§ **Provided data**
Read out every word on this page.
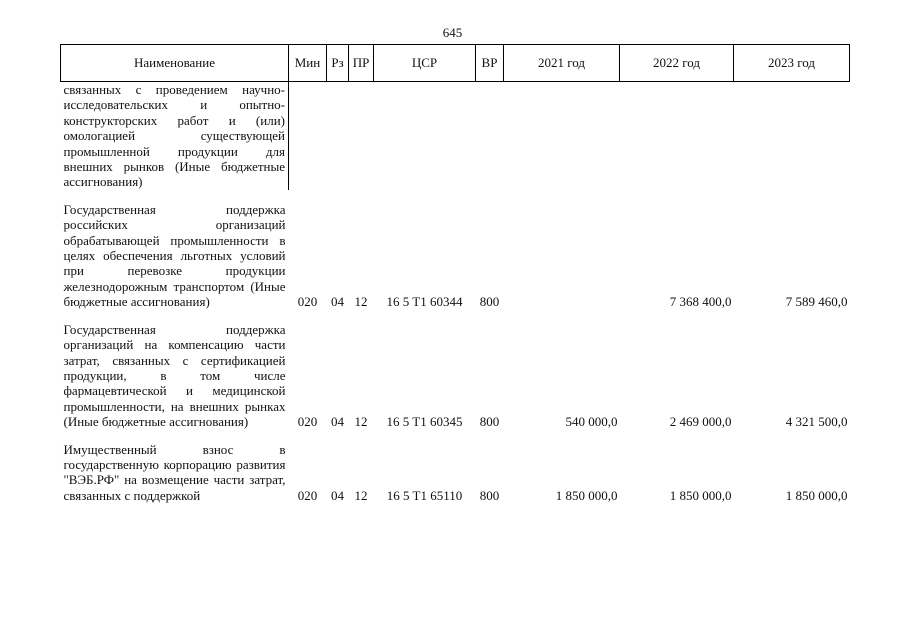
645
Наименование	Мин	Рз	ПР	ЦСР	ВР	2021 год	2022 год	2023 год
связанных с проведением научно-исследовательских и опытно-конструкторских работ и (или) омологацией существующей промышленной продукции для внешних рынков (Иные бюджетные ассигнования)								

Государственная поддержка российских организаций обрабатывающей промышленности в целях обеспечения льготных условий при перевозке продукции железнодорожным транспортом (Иные бюджетные ассигнования)	020	04	12	16 5 T1 60344	800		7 368 400,0	7 589 460,0

Государственная поддержка организаций на компенсацию части затрат, связанных с сертификацией продукции, в том числе фармацевтической и медицинской промышленности, на внешних рынках (Иные бюджетные ассигнования)	020	04	12	16 5 T1 60345	800	540 000,0	2 469 000,0	4 321 500,0

Имущественный взнос в государственную корпорацию развития "ВЭБ.РФ" на возмещение части затрат, связанных с поддержкой	020	04	12	16 5 T1 65110	800	1 850 000,0	1 850 000,0	1 850 000,0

§ **Stated task**
Go through the data above and transcribe it in full, omitting any image.

§ **Response to this exercise**
Read out every word on this page.
645
Наименование	Мин	Рз	ПР	ЦСР	ВР	2021 год	2022 год	2023 год
связанных с проведением научно-исследовательских и опытно-конструкторских работ и (или) омологацией существующей промышленной продукции для внешних рынков (Иные бюджетные ассигнования)								

Государственная поддержка российских организаций обрабатывающей промышленности в целях обеспечения льготных условий при перевозке продукции железнодорожным транспортом (Иные бюджетные ассигнования)	020	04	12	16 5 T1 60344	800		7 368 400,0	7 589 460,0

Государственная поддержка организаций на компенсацию части затрат, связанных с сертификацией продукции, в том числе фармацевтической и медицинской промышленности, на внешних рынках (Иные бюджетные ассигнования)	020	04	12	16 5 T1 60345	800	540 000,0	2 469 000,0	4 321 500,0

Имущественный взнос в государственную корпорацию развития "ВЭБ.РФ" на возмещение части затрат, связанных с поддержкой	020	04	12	16 5 T1 65110	800	1 850 000,0	1 850 000,0	1 850 000,0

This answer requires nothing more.